WRITTEN REQUEST. Report every line from the material that contains the word "text".

PROVIDED RECORDS.
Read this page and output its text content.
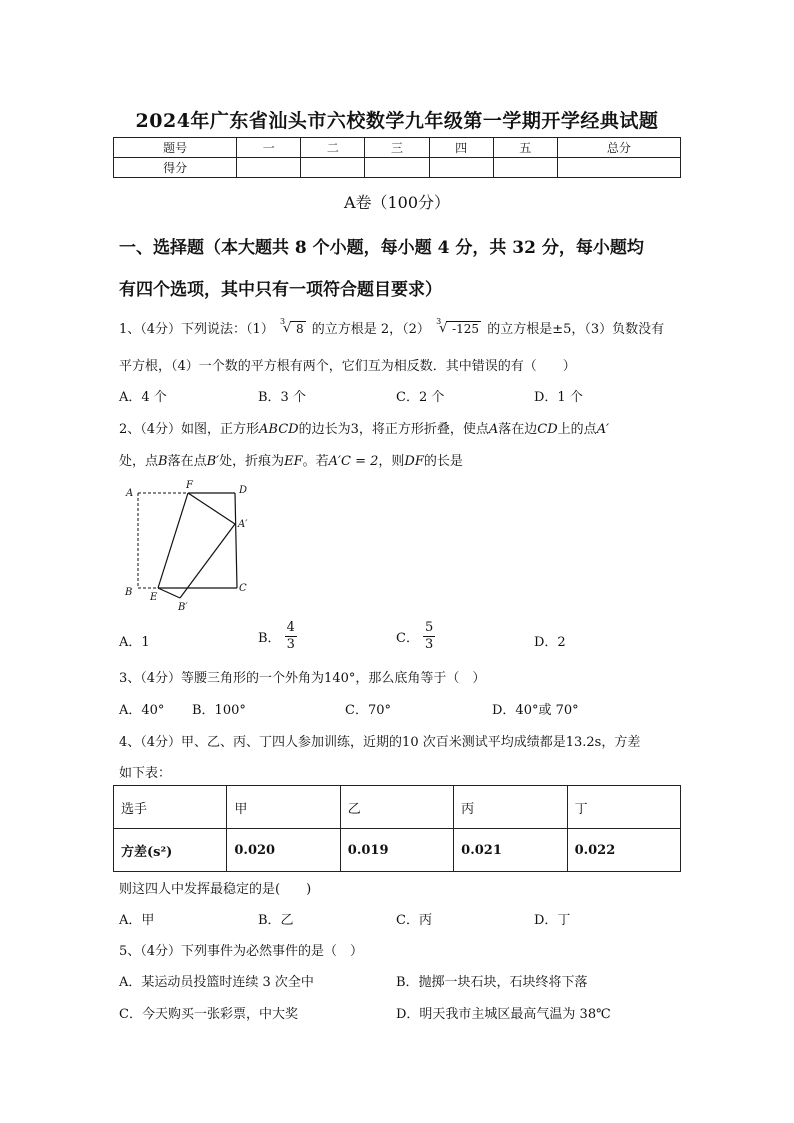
2024年广东省汕头市六校数学九年级第一学期开学经典试题
题号	一	二	三	四	五	总分
得分						
A卷（100分）
一、选择题（本大题共 8 个小题，每小题 4 分，共 32 分，每小题均
有四个选项，其中只有一项符合题目要求）
1、（4分）下列说法：（1）
3
√ 8 的立方根是 2，（2）
3
√ -125 的立方根是±5，（3）负数没有
平方根，（4）一个数的平方根有两个，它们互为相反数．其中错误的有（　　）
A．4 个	B．3 个	C．2 个	D．1 个
2、（4分）如图，正方形ABCD的边长为3，将正方形折叠，使点A落在边CD上的点A′
处，点B落在点B′处，折痕为EF。若A′C = 2，则DF的长是
A
F	D
A′
B E
B′
C
A．1	B． $\frac{4}{3}$	C． $\frac{5}{3}$	D．2
3、（4分）等腰三角形的一个外角为140°，那么底角等于（　）
A．40° B．100°	C．70°	D．40°或 70°
4、（4分）甲、乙、丙、丁四人参加训练，近期的10 次百米测试平均成绩都是13.2s，方差
如下表：
选手	甲	乙	丙	丁
方差(s²)	0.020	0.019	0.021	0.022
则这四人中发挥最稳定的是(　　)
A．甲	B．乙	C．丙	D．丁
5、（4分）下列事件为必然事件的是（　）
A．某运动员投篮时连续 3 次全中	B．抛掷一块石块，石块终将下落
C．今天购买一张彩票，中大奖	D．明天我市主城区最高气温为 38℃
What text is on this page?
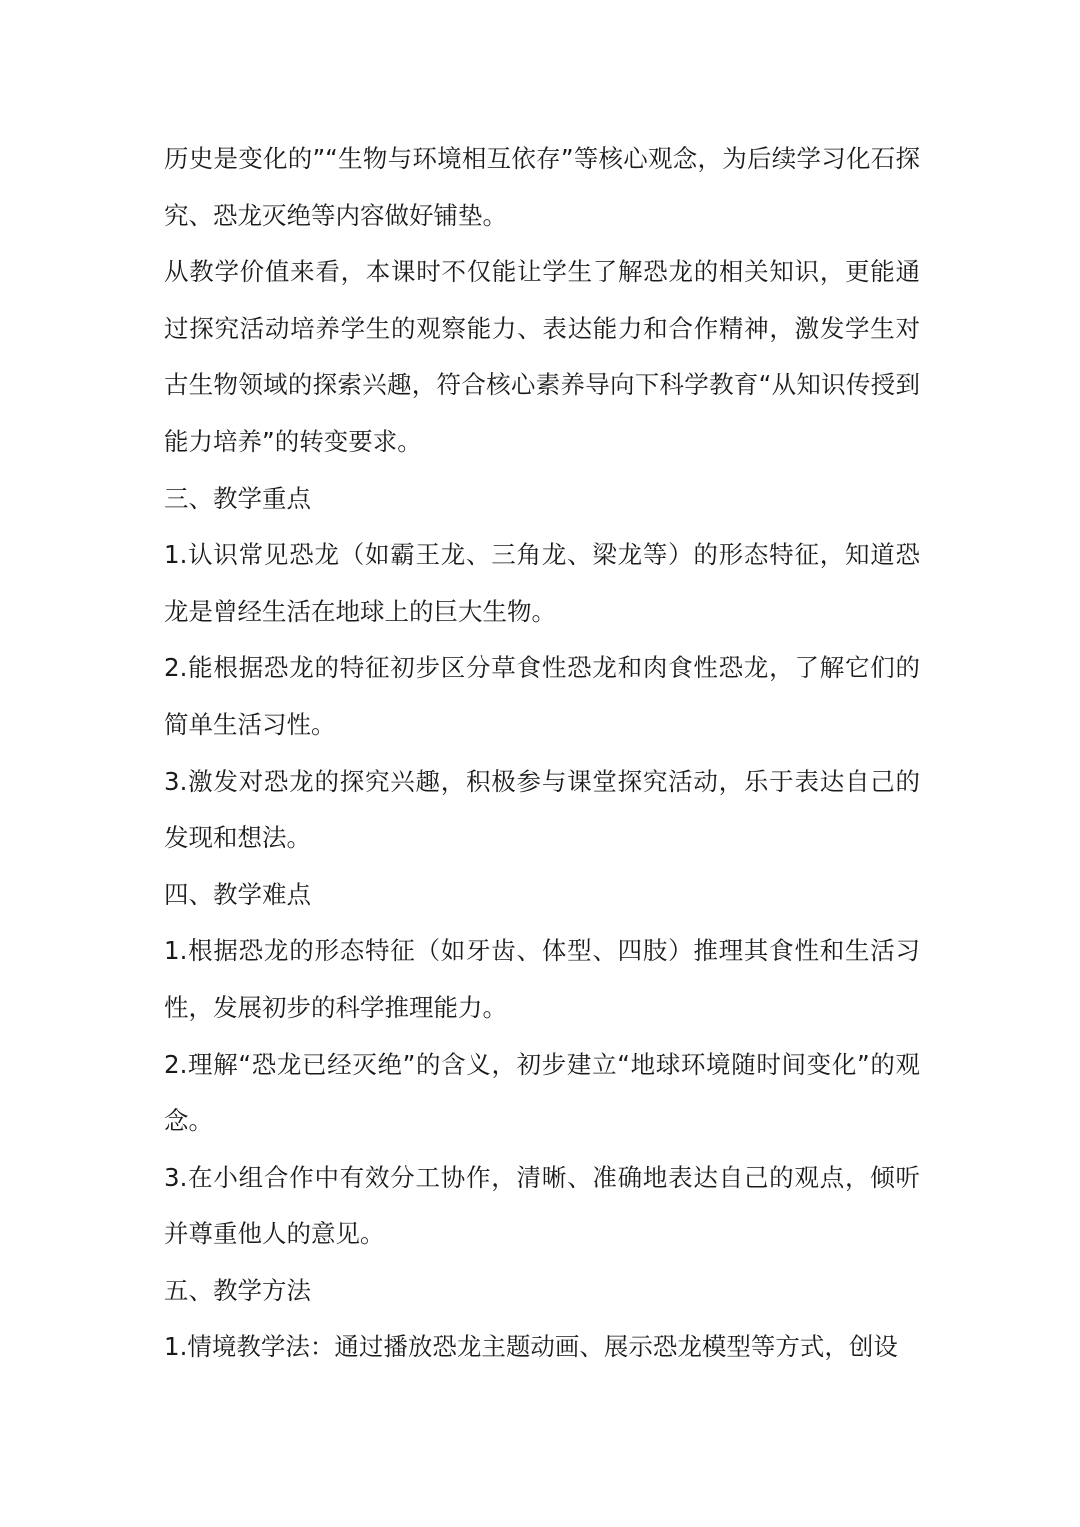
历史是变化的”“生物与环境相互依存”等核心观念，为后续学习化石探究、恐龙灭绝等内容做好铺垫。

从教学价值来看，本课时不仅能让学生了解恐龙的相关知识，更能通过探究活动培养学生的观察能力、表达能力和合作精神，激发学生对古生物领域的探索兴趣，符合核心素养导向下科学教育“从知识传授到能力培养”的转变要求。

三、教学重点

1.认识常见恐龙（如霸王龙、三角龙、梁龙等）的形态特征，知道恐龙是曾经生活在地球上的巨大生物。

2.能根据恐龙的特征初步区分草食性恐龙和肉食性恐龙，了解它们的简单生活习性。

3.激发对恐龙的探究兴趣，积极参与课堂探究活动，乐于表达自己的发现和想法。

四、教学难点

1.根据恐龙的形态特征（如牙齿、体型、四肢）推理其食性和生活习性，发展初步的科学推理能力。

2.理解“恐龙已经灭绝”的含义，初步建立“地球环境随时间变化”的观念。

3.在小组合作中有效分工协作，清晰、准确地表达自己的观点，倾听并尊重他人的意见。

五、教学方法

1.情境教学法：通过播放恐龙主题动画、展示恐龙模型等方式，创设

THE ANSWER.
Read this page and output its text content.
What text is on this page?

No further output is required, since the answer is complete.